Take each line containing "называют" and report it exactly as written.

[Entries taken from a collection]
----------------------------------------
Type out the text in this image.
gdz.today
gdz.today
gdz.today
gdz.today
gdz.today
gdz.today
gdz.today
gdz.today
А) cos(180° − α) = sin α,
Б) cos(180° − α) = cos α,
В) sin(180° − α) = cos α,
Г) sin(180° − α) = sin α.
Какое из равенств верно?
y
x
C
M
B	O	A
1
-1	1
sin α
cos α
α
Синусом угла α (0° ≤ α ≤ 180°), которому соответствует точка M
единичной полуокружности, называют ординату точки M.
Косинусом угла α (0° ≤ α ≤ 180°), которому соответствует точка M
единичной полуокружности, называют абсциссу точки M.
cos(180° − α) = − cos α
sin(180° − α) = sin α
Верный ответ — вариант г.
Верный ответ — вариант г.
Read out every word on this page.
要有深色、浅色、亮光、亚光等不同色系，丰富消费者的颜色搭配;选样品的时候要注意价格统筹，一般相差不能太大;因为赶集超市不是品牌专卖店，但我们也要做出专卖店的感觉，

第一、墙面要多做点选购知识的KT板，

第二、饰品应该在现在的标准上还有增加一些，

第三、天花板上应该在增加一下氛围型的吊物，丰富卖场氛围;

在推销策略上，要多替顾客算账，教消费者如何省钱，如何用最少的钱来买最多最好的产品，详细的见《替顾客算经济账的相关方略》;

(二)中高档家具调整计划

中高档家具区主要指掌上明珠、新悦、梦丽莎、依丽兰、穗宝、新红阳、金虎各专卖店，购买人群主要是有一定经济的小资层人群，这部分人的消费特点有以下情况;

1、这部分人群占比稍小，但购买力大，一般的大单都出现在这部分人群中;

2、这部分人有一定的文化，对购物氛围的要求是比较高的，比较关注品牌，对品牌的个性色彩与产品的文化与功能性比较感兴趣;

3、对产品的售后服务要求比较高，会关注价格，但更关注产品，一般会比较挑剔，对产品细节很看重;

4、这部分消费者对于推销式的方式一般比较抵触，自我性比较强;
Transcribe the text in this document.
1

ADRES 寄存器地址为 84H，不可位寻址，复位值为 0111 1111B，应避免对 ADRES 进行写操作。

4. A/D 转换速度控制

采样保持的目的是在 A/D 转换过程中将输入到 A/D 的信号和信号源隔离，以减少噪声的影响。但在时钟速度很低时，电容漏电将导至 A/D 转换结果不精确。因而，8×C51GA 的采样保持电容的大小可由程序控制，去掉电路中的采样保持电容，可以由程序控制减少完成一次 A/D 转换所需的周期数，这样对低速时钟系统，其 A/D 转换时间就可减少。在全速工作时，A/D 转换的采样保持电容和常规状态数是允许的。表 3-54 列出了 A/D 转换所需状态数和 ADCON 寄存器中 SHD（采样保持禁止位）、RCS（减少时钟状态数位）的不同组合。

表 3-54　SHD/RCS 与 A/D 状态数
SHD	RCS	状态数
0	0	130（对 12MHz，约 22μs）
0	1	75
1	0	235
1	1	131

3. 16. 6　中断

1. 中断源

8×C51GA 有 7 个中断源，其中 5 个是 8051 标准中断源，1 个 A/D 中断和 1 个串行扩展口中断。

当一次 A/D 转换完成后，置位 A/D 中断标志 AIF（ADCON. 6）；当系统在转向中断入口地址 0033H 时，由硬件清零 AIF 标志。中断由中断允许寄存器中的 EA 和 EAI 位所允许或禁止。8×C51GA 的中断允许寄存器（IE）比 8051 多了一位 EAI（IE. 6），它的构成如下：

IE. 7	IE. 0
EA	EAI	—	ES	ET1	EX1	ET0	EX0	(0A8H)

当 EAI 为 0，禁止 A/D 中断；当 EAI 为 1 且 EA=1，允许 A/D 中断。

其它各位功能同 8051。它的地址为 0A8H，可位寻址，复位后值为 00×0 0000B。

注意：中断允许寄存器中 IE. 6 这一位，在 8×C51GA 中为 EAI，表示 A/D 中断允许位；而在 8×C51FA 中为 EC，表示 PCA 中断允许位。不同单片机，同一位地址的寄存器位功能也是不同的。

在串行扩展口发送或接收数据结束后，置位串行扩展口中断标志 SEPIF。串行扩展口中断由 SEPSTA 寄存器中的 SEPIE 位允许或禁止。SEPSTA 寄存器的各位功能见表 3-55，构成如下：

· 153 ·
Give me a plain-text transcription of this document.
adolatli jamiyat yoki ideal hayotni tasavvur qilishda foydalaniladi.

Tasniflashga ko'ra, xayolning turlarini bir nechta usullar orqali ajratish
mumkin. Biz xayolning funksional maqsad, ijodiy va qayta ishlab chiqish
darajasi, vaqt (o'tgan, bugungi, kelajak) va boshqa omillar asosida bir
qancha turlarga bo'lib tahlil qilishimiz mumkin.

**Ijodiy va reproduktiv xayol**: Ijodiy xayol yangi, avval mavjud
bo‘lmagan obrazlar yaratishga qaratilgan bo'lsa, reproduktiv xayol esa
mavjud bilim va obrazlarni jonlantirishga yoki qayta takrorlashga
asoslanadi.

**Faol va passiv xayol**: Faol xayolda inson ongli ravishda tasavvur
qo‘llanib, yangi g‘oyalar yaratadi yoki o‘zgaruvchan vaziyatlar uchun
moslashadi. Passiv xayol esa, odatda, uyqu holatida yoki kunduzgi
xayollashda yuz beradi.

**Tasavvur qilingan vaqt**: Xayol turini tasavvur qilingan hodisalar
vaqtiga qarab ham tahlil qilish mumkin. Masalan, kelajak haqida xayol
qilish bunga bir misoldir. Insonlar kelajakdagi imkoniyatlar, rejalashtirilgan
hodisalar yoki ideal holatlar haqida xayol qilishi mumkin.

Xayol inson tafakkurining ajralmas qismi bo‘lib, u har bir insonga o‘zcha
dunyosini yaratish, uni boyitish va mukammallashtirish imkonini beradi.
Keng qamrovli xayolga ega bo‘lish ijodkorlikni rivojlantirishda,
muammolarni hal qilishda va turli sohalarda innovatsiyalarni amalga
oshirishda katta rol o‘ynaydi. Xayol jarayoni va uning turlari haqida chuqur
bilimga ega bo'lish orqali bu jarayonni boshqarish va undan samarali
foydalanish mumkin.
----------------------------------------
-- Output for this task --
единичной полуокружности, называют ординату точки M.
единичной полуокружности, называют абсциссу точки M.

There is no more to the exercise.